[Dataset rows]
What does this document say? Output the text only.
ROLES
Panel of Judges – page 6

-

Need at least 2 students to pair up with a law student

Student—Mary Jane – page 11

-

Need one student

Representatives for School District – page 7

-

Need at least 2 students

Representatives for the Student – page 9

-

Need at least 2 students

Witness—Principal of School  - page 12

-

-- What is being asked --
Set down the entries above again, word for word.

-- Result of the task --
What does this document say? Output the text only.
ROLES
Panel of Judges – page 6

-

Need at least 2 students to pair up with a law student

Student—Mary Jane – page 11

-

Need one student

Representatives for School District – page 7

-

Need at least 2 students

Representatives for the Student – page 9

-

Need at least 2 students

Witness—Principal of School  - page 12

-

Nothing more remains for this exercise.